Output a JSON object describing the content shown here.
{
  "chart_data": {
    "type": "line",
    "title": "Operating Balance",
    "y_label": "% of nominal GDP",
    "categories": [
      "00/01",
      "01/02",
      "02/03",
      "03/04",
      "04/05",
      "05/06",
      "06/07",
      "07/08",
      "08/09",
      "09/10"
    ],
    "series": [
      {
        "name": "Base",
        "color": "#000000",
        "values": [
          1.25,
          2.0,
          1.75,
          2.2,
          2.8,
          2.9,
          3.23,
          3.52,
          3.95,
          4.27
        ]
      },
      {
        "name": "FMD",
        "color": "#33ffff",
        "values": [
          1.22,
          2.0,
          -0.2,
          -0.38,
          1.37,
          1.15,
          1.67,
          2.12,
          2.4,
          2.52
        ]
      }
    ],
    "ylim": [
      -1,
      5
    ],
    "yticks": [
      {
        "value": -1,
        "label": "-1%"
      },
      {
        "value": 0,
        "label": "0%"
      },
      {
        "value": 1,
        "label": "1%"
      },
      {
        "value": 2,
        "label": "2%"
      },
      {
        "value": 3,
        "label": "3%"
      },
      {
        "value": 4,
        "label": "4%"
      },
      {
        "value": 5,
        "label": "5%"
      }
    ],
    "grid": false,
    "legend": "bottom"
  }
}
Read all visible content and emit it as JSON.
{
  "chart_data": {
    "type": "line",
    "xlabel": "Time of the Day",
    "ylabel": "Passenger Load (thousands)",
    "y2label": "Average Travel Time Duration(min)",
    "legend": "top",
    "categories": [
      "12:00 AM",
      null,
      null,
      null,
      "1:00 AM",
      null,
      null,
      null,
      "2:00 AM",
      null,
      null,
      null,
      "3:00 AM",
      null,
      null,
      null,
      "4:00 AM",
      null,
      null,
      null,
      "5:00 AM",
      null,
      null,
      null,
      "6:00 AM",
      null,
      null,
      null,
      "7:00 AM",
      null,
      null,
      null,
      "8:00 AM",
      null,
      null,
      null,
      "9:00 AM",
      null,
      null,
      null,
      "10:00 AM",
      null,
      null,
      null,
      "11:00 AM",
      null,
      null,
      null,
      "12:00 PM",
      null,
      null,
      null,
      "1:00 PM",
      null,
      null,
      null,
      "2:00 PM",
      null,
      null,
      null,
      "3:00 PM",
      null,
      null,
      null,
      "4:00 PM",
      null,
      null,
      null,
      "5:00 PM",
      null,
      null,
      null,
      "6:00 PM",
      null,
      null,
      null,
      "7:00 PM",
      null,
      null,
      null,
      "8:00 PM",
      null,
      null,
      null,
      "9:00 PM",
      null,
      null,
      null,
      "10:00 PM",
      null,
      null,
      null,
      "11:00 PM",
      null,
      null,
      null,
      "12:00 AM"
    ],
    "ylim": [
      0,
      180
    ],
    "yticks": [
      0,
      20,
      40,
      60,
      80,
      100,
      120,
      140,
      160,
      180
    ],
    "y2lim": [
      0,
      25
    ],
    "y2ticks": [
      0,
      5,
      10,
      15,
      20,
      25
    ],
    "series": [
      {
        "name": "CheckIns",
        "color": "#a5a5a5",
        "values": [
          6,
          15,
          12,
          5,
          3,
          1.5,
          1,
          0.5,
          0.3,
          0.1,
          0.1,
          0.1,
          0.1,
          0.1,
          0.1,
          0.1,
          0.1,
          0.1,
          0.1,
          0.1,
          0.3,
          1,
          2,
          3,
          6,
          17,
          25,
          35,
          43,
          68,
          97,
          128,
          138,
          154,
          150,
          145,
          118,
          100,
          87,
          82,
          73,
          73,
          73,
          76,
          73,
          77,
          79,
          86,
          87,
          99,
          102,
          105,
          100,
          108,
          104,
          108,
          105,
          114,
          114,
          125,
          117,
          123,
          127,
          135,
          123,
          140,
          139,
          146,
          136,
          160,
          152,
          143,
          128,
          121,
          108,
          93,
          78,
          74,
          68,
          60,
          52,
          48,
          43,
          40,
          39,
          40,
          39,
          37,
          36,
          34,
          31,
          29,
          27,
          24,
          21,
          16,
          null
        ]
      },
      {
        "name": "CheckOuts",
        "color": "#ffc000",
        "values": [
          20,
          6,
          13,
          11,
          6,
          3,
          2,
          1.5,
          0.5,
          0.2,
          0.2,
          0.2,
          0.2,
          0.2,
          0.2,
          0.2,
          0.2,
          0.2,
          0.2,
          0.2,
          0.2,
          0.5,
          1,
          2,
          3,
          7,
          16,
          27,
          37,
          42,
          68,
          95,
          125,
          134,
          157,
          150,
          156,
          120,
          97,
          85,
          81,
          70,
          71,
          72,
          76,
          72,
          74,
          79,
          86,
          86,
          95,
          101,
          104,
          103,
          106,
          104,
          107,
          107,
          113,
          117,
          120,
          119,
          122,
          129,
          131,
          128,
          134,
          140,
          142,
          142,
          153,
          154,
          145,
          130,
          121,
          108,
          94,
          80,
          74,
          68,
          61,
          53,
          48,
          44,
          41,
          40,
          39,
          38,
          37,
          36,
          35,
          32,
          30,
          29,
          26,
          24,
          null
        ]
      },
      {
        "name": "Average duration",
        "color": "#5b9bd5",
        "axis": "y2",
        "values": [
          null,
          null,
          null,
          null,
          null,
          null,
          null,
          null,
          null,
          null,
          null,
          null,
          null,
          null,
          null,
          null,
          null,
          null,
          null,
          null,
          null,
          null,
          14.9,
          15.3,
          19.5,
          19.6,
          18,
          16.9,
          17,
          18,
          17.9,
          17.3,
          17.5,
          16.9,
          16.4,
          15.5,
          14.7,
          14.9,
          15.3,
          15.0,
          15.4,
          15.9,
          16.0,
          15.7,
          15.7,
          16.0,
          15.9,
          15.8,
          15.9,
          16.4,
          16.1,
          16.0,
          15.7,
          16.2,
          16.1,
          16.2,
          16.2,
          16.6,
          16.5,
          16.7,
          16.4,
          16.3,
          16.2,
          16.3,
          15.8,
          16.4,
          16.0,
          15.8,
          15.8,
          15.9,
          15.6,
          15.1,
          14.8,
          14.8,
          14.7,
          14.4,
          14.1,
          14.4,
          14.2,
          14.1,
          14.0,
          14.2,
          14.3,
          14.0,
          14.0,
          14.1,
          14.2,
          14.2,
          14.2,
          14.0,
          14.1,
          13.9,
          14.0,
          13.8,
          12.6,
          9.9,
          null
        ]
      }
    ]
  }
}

* **Exercise**
Copy the entries above exactly, leaving none out.

* **Exercise result**
Output a JSON object describing the content shown here.
{
  "chart_data": {
    "type": "line",
    "title": "Operating Balance",
    "y_label": "% of nominal GDP",
    "categories": [
      "00/01",
      "01/02",
      "02/03",
      "03/04",
      "04/05",
      "05/06",
      "06/07",
      "07/08",
      "08/09",
      "09/10"
    ],
    "series": [
      {
        "name": "Base",
        "color": "#000000",
        "values": [
          1.25,
          2.0,
          1.75,
          2.2,
          2.8,
          2.9,
          3.23,
          3.52,
          3.95,
          4.27
        ]
      },
      {
        "name": "FMD",
        "color": "#33ffff",
        "values": [
          1.22,
          2.0,
          -0.2,
          -0.38,
          1.37,
          1.15,
          1.67,
          2.12,
          2.4,
          2.52
        ]
      }
    ],
    "ylim": [
      -1,
      5
    ],
    "yticks": [
      {
        "value": -1,
        "label": "-1%"
      },
      {
        "value": 0,
        "label": "0%"
      },
      {
        "value": 1,
        "label": "1%"
      },
      {
        "value": 2,
        "label": "2%"
      },
      {
        "value": 3,
        "label": "3%"
      },
      {
        "value": 4,
        "label": "4%"
      },
      {
        "value": 5,
        "label": "5%"
      }
    ],
    "grid": false,
    "legend": "bottom"
  }
}
Read all visible content and emit it as JSON.
{
  "chart_data": {
    "type": "line",
    "xlabel": "Time of the Day",
    "ylabel": "Passenger Load (thousands)",
    "y2label": "Average Travel Time Duration(min)",
    "legend": "top",
    "categories": [
      "12:00 AM",
      null,
      null,
      null,
      "1:00 AM",
      null,
      null,
      null,
      "2:00 AM",
      null,
      null,
      null,
      "3:00 AM",
      null,
      null,
      null,
      "4:00 AM",
      null,
      null,
      null,
      "5:00 AM",
      null,
      null,
      null,
      "6:00 AM",
      null,
      null,
      null,
      "7:00 AM",
      null,
      null,
      null,
      "8:00 AM",
      null,
      null,
      null,
      "9:00 AM",
      null,
      null,
      null,
      "10:00 AM",
      null,
      null,
      null,
      "11:00 AM",
      null,
      null,
      null,
      "12:00 PM",
      null,
      null,
      null,
      "1:00 PM",
      null,
      null,
      null,
      "2:00 PM",
      null,
      null,
      null,
      "3:00 PM",
      null,
      null,
      null,
      "4:00 PM",
      null,
      null,
      null,
      "5:00 PM",
      null,
      null,
      null,
      "6:00 PM",
      null,
      null,
      null,
      "7:00 PM",
      null,
      null,
      null,
      "8:00 PM",
      null,
      null,
      null,
      "9:00 PM",
      null,
      null,
      null,
      "10:00 PM",
      null,
      null,
      null,
      "11:00 PM",
      null,
      null,
      null,
      "12:00 AM"
    ],
    "ylim": [
      0,
      180
    ],
    "yticks": [
      0,
      20,
      40,
      60,
      80,
      100,
      120,
      140,
      160,
      180
    ],
    "y2lim": [
      0,
      25
    ],
    "y2ticks": [
      0,
      5,
      10,
      15,
      20,
      25
    ],
    "series": [
      {
        "name": "CheckIns",
        "color": "#a5a5a5",
        "values": [
          6,
          15,
          12,
          5,
          3,
          1.5,
          1,
          0.5,
          0.3,
          0.1,
          0.1,
          0.1,
          0.1,
          0.1,
          0.1,
          0.1,
          0.1,
          0.1,
          0.1,
          0.1,
          0.3,
          1,
          2,
          3,
          6,
          17,
          25,
          35,
          43,
          68,
          97,
          128,
          138,
          154,
          150,
          145,
          118,
          100,
          87,
          82,
          73,
          73,
          73,
          76,
          73,
          77,
          79,
          86,
          87,
          99,
          102,
          105,
          100,
          108,
          104,
          108,
          105,
          114,
          114,
          125,
          117,
          123,
          127,
          135,
          123,
          140,
          139,
          146,
          136,
          160,
          152,
          143,
          128,
          121,
          108,
          93,
          78,
          74,
          68,
          60,
          52,
          48,
          43,
          40,
          39,
          40,
          39,
          37,
          36,
          34,
          31,
          29,
          27,
          24,
          21,
          16,
          null
        ]
      },
      {
        "name": "CheckOuts",
        "color": "#ffc000",
        "values": [
          20,
          6,
          13,
          11,
          6,
          3,
          2,
          1.5,
          0.5,
          0.2,
          0.2,
          0.2,
          0.2,
          0.2,
          0.2,
          0.2,
          0.2,
          0.2,
          0.2,
          0.2,
          0.2,
          0.5,
          1,
          2,
          3,
          7,
          16,
          27,
          37,
          42,
          68,
          95,
          125,
          134,
          157,
          150,
          156,
          120,
          97,
          85,
          81,
          70,
          71,
          72,
          76,
          72,
          74,
          79,
          86,
          86,
          95,
          101,
          104,
          103,
          106,
          104,
          107,
          107,
          113,
          117,
          120,
          119,
          122,
          129,
          131,
          128,
          134,
          140,
          142,
          142,
          153,
          154,
          145,
          130,
          121,
          108,
          94,
          80,
          74,
          68,
          61,
          53,
          48,
          44,
          41,
          40,
          39,
          38,
          37,
          36,
          35,
          32,
          30,
          29,
          26,
          24,
          null
        ]
      },
      {
        "name": "Average duration",
        "color": "#5b9bd5",
        "axis": "y2",
        "values": [
          null,
          null,
          null,
          null,
          null,
          null,
          null,
          null,
          null,
          null,
          null,
          null,
          null,
          null,
          null,
          null,
          null,
          null,
          null,
          null,
          null,
          null,
          14.9,
          15.3,
          19.5,
          19.6,
          18,
          16.9,
          17,
          18,
          17.9,
          17.3,
          17.5,
          16.9,
          16.4,
          15.5,
          14.7,
          14.9,
          15.3,
          15.0,
          15.4,
          15.9,
          16.0,
          15.7,
          15.7,
          16.0,
          15.9,
          15.8,
          15.9,
          16.4,
          16.1,
          16.0,
          15.7,
          16.2,
          16.1,
          16.2,
          16.2,
          16.6,
          16.5,
          16.7,
          16.4,
          16.3,
          16.2,
          16.3,
          15.8,
          16.4,
          16.0,
          15.8,
          15.8,
          15.9,
          15.6,
          15.1,
          14.8,
          14.8,
          14.7,
          14.4,
          14.1,
          14.4,
          14.2,
          14.1,
          14.0,
          14.2,
          14.3,
          14.0,
          14.0,
          14.1,
          14.2,
          14.2,
          14.2,
          14.0,
          14.1,
          13.9,
          14.0,
          13.8,
          12.6,
          9.9,
          null
        ]
      }
    ]
  }
}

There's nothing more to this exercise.